• Written problem: Work out how many lines hold the string "JSON". The answer is a single number, nothing more.

╭─ Dataset entries

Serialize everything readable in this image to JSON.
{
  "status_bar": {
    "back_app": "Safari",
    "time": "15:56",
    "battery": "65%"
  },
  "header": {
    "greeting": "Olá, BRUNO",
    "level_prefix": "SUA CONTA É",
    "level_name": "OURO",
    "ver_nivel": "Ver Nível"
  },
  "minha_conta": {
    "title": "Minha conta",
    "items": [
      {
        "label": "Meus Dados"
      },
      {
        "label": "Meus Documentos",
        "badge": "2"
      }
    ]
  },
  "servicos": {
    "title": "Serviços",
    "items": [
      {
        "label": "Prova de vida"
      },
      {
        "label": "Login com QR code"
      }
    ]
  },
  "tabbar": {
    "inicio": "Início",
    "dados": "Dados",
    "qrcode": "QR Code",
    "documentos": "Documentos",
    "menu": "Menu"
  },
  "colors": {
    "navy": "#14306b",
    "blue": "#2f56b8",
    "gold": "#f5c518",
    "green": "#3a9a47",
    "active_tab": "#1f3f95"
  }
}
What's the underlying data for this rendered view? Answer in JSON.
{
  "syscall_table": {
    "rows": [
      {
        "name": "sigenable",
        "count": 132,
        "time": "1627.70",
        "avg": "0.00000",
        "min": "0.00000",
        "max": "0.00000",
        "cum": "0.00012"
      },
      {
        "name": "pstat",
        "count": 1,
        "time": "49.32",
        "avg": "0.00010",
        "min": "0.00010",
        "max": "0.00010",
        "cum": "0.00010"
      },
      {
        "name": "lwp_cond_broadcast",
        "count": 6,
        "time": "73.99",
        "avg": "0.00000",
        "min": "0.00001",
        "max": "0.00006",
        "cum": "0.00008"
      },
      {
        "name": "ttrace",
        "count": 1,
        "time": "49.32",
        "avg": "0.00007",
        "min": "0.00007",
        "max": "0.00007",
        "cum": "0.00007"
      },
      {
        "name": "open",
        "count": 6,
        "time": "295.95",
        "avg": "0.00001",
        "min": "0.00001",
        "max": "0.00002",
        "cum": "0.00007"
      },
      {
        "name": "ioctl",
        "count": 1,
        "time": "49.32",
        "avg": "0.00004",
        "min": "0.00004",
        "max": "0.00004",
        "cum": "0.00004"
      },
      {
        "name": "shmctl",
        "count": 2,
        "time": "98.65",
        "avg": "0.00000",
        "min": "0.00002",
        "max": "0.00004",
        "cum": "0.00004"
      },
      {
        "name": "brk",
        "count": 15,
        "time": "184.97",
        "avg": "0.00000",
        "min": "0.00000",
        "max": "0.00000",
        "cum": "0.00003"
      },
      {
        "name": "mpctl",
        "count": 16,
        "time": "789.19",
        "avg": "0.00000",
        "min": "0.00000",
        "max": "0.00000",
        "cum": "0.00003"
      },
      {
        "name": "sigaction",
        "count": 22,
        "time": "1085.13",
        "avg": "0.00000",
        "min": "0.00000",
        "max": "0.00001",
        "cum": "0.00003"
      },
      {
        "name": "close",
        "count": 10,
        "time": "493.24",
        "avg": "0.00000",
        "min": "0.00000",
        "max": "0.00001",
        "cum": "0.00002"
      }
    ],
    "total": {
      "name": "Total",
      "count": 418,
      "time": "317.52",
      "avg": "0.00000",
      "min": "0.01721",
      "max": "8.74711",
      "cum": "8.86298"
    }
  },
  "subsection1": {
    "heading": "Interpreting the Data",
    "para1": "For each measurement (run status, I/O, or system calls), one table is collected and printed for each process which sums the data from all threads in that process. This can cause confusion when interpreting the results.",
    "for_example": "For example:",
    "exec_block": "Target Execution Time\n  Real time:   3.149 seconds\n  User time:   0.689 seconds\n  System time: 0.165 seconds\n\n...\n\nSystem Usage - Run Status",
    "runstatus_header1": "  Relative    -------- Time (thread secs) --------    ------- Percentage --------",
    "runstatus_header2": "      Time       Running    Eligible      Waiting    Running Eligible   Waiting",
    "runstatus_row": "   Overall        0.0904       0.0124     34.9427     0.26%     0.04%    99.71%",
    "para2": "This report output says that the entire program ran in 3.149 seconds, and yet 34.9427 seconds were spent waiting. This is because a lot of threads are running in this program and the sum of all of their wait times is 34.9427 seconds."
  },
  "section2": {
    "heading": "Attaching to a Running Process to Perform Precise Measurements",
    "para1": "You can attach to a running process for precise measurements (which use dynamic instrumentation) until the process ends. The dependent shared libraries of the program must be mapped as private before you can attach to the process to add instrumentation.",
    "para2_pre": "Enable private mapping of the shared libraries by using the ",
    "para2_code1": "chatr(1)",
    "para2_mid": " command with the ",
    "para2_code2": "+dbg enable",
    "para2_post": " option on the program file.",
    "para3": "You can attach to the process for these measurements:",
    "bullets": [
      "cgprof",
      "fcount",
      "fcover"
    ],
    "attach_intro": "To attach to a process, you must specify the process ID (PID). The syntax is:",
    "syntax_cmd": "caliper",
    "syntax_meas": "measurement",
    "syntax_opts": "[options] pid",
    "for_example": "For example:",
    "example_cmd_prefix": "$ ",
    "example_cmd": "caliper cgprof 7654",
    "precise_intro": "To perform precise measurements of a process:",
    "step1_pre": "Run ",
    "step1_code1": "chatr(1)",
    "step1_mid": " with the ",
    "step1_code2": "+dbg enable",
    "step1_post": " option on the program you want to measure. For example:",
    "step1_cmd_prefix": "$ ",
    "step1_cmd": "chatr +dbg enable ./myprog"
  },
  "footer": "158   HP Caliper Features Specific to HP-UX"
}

╰─

• Reply to the exercise: 2